## A block of data
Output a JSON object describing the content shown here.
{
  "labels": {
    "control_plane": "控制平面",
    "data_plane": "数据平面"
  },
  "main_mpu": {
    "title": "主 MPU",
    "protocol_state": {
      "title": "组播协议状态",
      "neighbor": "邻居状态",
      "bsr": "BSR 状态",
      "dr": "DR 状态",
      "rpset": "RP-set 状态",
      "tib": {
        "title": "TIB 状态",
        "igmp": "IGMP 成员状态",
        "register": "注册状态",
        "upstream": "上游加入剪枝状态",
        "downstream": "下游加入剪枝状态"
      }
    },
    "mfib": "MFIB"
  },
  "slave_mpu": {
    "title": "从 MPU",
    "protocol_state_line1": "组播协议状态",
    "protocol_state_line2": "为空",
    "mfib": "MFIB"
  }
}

## WHAT IS BEING ASKED
Return all the data exactly as given.

## THE ANSWER
Output a JSON object describing the content shown here.
{
  "labels": {
    "control_plane": "控制平面",
    "data_plane": "数据平面"
  },
  "main_mpu": {
    "title": "主 MPU",
    "protocol_state": {
      "title": "组播协议状态",
      "neighbor": "邻居状态",
      "bsr": "BSR 状态",
      "dr": "DR 状态",
      "rpset": "RP-set 状态",
      "tib": {
        "title": "TIB 状态",
        "igmp": "IGMP 成员状态",
        "register": "注册状态",
        "upstream": "上游加入剪枝状态",
        "downstream": "下游加入剪枝状态"
      }
    },
    "mfib": "MFIB"
  },
  "slave_mpu": {
    "title": "从 MPU",
    "protocol_state_line1": "组播协议状态",
    "protocol_state_line2": "为空",
    "mfib": "MFIB"
  }
}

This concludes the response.